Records
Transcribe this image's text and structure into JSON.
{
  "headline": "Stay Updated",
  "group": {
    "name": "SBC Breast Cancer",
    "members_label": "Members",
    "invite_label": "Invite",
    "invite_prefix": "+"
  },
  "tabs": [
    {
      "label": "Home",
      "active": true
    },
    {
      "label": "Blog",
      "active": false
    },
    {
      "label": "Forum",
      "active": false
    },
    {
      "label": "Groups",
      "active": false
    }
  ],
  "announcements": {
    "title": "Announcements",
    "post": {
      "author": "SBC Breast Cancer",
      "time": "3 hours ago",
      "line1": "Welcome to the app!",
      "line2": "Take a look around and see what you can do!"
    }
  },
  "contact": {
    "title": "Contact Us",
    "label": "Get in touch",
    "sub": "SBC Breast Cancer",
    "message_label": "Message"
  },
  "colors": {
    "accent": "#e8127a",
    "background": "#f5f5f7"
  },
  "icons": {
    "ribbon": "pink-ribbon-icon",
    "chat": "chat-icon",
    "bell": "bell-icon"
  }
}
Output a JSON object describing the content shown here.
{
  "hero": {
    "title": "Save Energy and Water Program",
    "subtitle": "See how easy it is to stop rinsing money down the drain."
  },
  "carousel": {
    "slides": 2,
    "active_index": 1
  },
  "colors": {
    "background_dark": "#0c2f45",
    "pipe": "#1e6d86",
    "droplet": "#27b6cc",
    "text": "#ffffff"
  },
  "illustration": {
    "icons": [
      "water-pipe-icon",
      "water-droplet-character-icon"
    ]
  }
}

To do:
Which lines run from the one containing "Output a JSON" to the end of the entries above? Quote exactly those, and only those.

Result:
Output a JSON object describing the content shown here.
{
  "hero": {
    "title": "Save Energy and Water Program",
    "subtitle": "See how easy it is to stop rinsing money down the drain."
  },
  "carousel": {
    "slides": 2,
    "active_index": 1
  },
  "colors": {
    "background_dark": "#0c2f45",
    "pipe": "#1e6d86",
    "droplet": "#27b6cc",
    "text": "#ffffff"
  },
  "illustration": {
    "icons": [
      "water-pipe-icon",
      "water-droplet-character-icon"
    ]
  }
}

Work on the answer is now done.